Search the material for "Reyes" and show all lines that contain it.

--- start of Source material ---

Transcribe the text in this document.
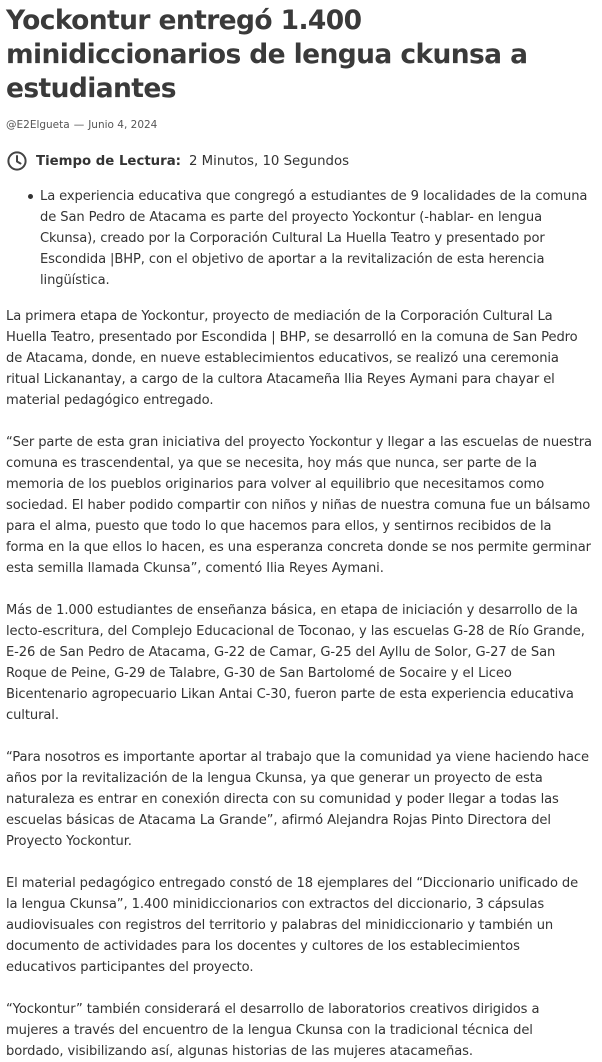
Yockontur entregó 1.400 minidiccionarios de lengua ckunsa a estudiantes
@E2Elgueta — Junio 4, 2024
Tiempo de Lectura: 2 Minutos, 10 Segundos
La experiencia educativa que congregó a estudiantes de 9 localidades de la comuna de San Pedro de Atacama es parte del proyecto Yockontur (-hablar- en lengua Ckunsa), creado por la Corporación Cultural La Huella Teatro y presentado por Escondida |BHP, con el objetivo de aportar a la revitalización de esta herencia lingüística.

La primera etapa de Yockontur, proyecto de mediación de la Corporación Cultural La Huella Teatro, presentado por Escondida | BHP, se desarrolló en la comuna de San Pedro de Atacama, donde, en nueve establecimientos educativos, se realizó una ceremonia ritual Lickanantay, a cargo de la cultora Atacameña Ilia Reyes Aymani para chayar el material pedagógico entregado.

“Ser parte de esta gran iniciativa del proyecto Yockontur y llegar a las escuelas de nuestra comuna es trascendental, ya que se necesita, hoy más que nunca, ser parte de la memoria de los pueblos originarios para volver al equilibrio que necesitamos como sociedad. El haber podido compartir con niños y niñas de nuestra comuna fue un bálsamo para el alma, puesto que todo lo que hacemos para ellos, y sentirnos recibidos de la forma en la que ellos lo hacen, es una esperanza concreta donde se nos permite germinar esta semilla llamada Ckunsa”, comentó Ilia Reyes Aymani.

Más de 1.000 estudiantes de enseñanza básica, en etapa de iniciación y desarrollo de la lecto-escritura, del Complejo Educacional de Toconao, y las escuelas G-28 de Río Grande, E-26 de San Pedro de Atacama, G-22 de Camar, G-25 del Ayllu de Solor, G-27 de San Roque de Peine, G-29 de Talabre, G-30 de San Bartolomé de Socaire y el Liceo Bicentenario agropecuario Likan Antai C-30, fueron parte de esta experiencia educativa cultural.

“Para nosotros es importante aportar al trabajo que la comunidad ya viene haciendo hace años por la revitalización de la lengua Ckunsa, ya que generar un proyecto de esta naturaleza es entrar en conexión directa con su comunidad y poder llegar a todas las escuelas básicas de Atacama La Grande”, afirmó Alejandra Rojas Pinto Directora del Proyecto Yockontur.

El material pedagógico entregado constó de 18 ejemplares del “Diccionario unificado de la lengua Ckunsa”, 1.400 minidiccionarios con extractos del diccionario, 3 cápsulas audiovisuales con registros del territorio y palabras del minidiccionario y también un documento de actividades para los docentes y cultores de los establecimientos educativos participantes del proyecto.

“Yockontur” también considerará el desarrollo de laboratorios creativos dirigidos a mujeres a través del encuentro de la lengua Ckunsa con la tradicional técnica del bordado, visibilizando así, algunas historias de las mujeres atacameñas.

--- end of Source material ---
--- start of Source material ---

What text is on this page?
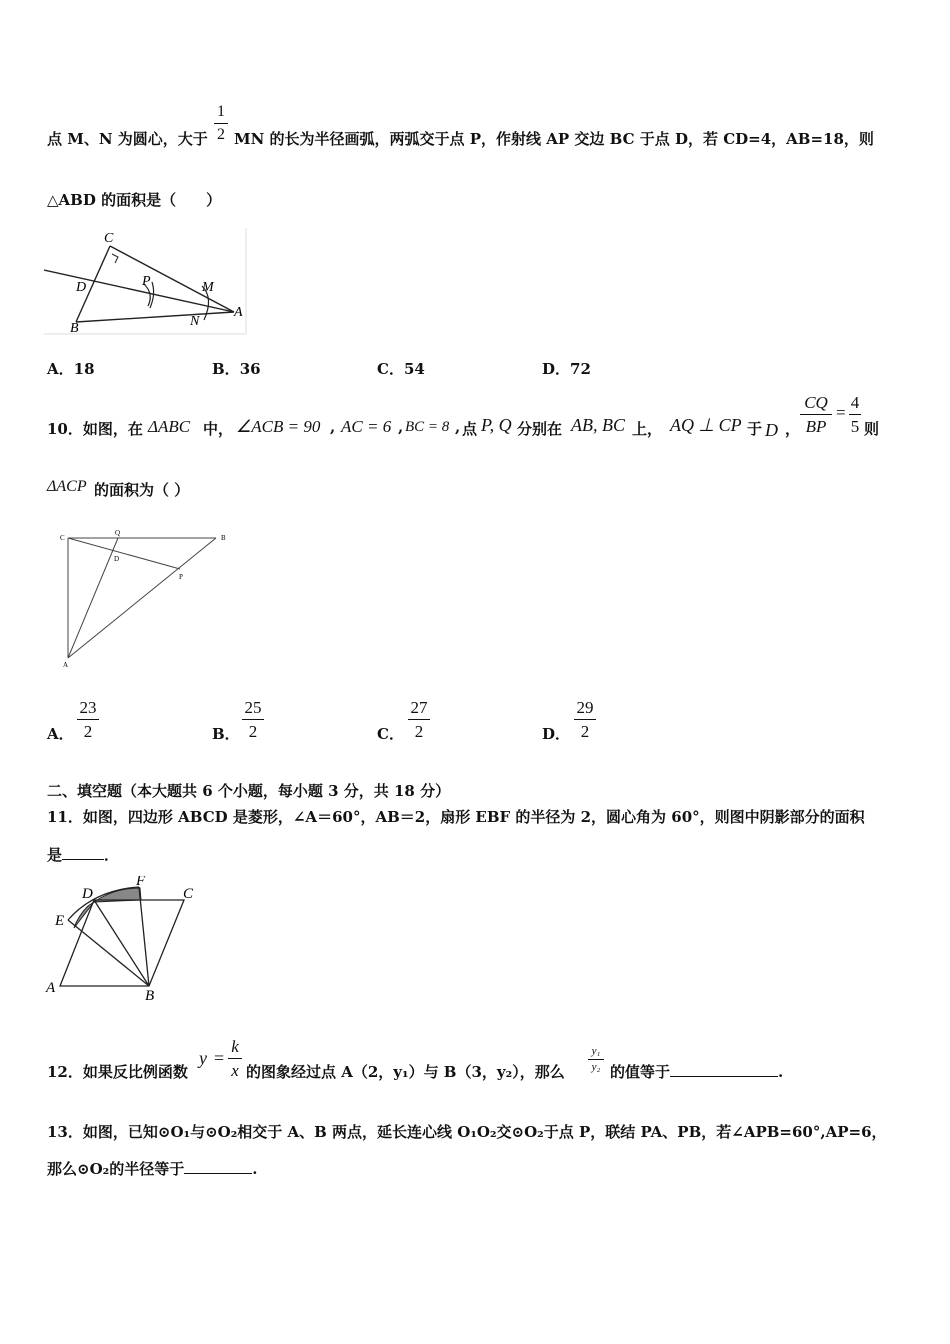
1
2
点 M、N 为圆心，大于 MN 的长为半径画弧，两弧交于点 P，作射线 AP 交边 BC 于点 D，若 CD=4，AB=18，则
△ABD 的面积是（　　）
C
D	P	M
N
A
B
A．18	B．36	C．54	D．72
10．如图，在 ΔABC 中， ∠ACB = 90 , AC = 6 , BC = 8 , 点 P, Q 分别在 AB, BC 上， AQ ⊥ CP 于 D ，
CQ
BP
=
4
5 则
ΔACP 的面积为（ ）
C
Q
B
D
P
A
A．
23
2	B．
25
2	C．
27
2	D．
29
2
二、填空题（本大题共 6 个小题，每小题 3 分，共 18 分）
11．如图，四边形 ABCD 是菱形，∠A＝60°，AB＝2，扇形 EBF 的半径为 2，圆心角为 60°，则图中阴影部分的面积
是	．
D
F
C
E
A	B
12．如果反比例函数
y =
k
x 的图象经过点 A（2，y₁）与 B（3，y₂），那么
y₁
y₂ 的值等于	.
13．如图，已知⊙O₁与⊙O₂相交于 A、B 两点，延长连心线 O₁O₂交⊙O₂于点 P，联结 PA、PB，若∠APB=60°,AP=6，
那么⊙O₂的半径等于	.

--- end of Source material ---

Reply
La primera etapa de Yockontur, proyecto de mediación de la Corporación Cultural La Huella Teatro, presentado por Escondida | BHP, se desarrolló en la comuna de San Pedro de Atacama, donde, en nueve establecimientos educativos, se realizó una ceremonia ritual Lickanantay, a cargo de la cultora Atacameña Ilia Reyes Aymani para chayar el material pedagógico entregado.
“Ser parte de esta gran iniciativa del proyecto Yockontur y llegar a las escuelas de nuestra comuna es trascendental, ya que se necesita, hoy más que nunca, ser parte de la memoria de los pueblos originarios para volver al equilibrio que necesitamos como sociedad. El haber podido compartir con niños y niñas de nuestra comuna fue un bálsamo para el alma, puesto que todo lo que hacemos para ellos, y sentirnos recibidos de la forma en la que ellos lo hacen, es una esperanza concreta donde se nos permite germinar esta semilla llamada Ckunsa”, comentó Ilia Reyes Aymani.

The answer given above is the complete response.